**Extracted entries:**
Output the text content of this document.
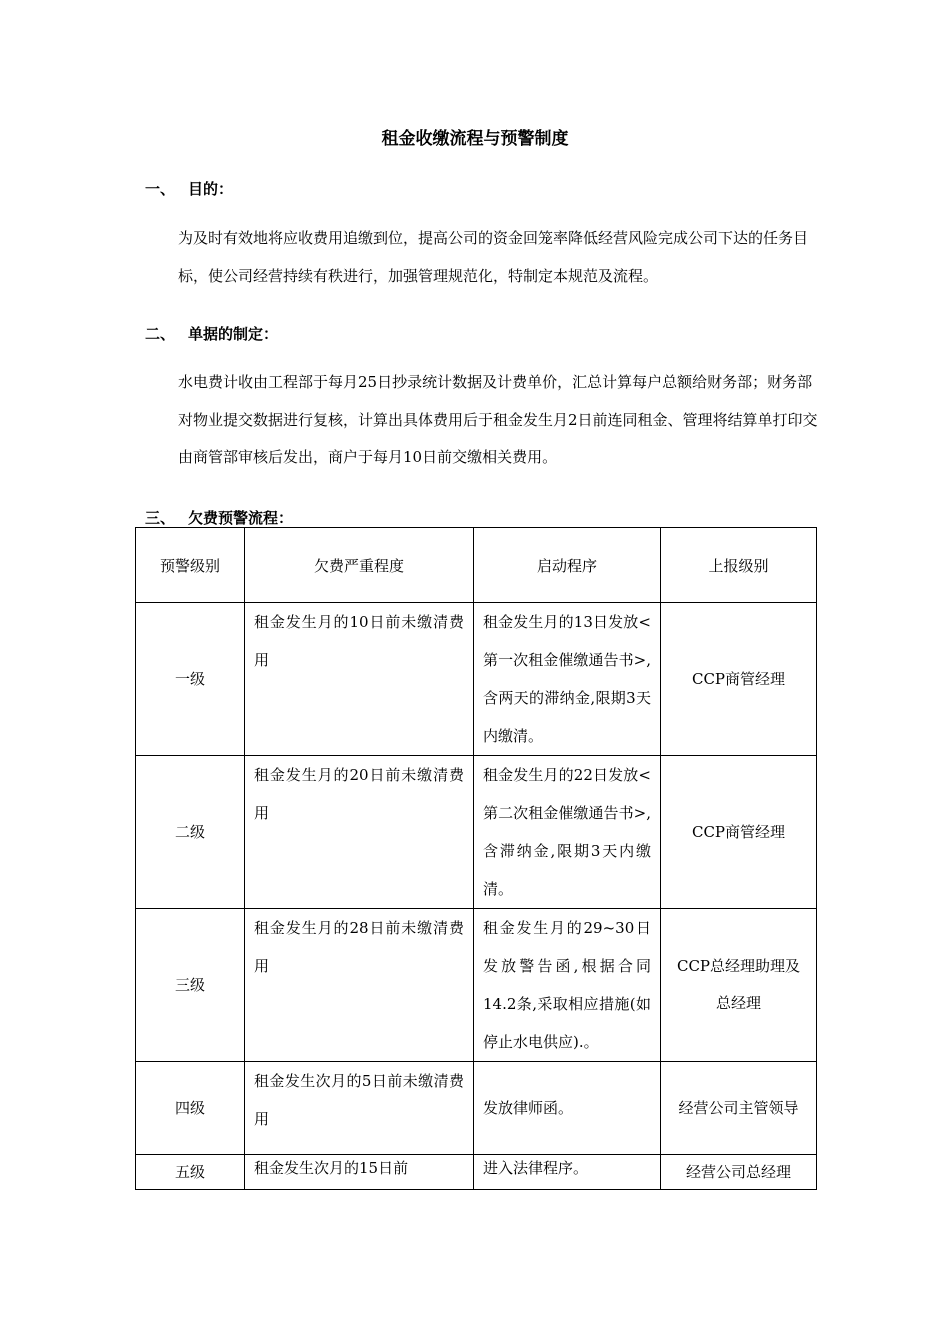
租金收缴流程与预警制度
一、 目的：
为及时有效地将应收费用追缴到位，提高公司的资金回笼率降低经营风险完成公司下达的任务目标，使公司经营持续有秩进行，加强管理规范化，特制定本规范及流程。
二、 单据的制定：
水电费计收由工程部于每月25日抄录统计数据及计费单价，汇总计算每户总额给财务部；财务部对物业提交数据进行复核，计算出具体费用后于租金发生月2日前连同租金、管理将结算单打印交由商管部审核后发出，商户于每月10日前交缴相关费用。
三、 欠费预警流程：
预警级别	欠费严重程度	启动程序	上报级别
一级	租金发生月的10日前未缴清费用	租金发生月的13日发放<第一次租金催缴通告书>,含两天的滞纳金,限期3天内缴清。	CCP商管经理
二级	租金发生月的20日前未缴清费用	租金发生月的22日发放<第二次租金催缴通告书>,含滞纳金,限期3天内缴清。	CCP商管经理
三级	租金发生月的28日前未缴清费用	租金发生月的29~30日发放警告函,根据合同14.2条,采取相应措施(如停止水电供应).。	CCP总经理助理及总经理
四级	租金发生次月的5日前未缴清费用	发放律师函。	经营公司主管领导
五级	租金发生次月的15日前	进入法律程序。	经营公司总经理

**The exercise:** Go through the data above and transcribe it in full, omitting any image.

**Written answer:**
Output the text content of this document.
租金收缴流程与预警制度
一、 目的：
为及时有效地将应收费用追缴到位，提高公司的资金回笼率降低经营风险完成公司下达的任务目标，使公司经营持续有秩进行，加强管理规范化，特制定本规范及流程。
二、 单据的制定：
水电费计收由工程部于每月25日抄录统计数据及计费单价，汇总计算每户总额给财务部；财务部对物业提交数据进行复核，计算出具体费用后于租金发生月2日前连同租金、管理将结算单打印交由商管部审核后发出，商户于每月10日前交缴相关费用。
三、 欠费预警流程：
预警级别	欠费严重程度	启动程序	上报级别
一级	租金发生月的10日前未缴清费用	租金发生月的13日发放<第一次租金催缴通告书>,含两天的滞纳金,限期3天内缴清。	CCP商管经理
二级	租金发生月的20日前未缴清费用	租金发生月的22日发放<第二次租金催缴通告书>,含滞纳金,限期3天内缴清。	CCP商管经理
三级	租金发生月的28日前未缴清费用	租金发生月的29~30日发放警告函,根据合同14.2条,采取相应措施(如停止水电供应).。	CCP总经理助理及总经理
四级	租金发生次月的5日前未缴清费用	发放律师函。	经营公司主管领导
五级	租金发生次月的15日前	进入法律程序。	经营公司总经理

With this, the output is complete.